- Set problem
Please work out how many lines in the material contain "Strzelba" and give only that figure.
** START Records supplied **
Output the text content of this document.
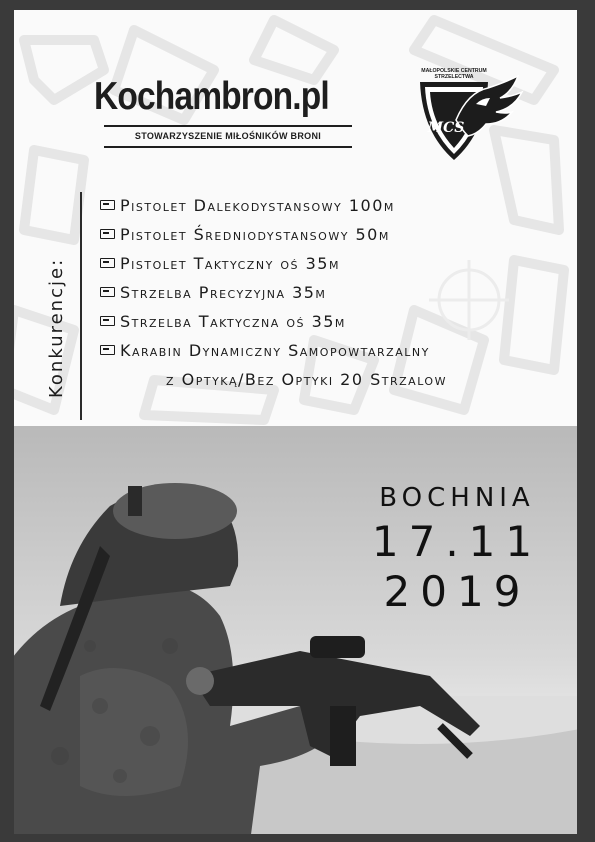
Kochambron.pl
STOWARZYSZENIE MIŁOŚNIKÓW BRONI
MAŁOPOLSKIE CENTRUM
STRZELECTWA
MCS
Konkurencje:
Pistolet Dalekodystansowy 100m
Pistolet Średniodystansowy 50m
Pistolet Taktyczny oś 35m
Strzelba Precyzyjna 35m
Strzelba Taktyczna oś 35m
Karabin Dynamiczny Samopowtarzalny
z Optyką/Bez Optyki 20 Strzalow
BOCHNIA
17.11
2019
** END Records supplied **
- Answer to the exercise
2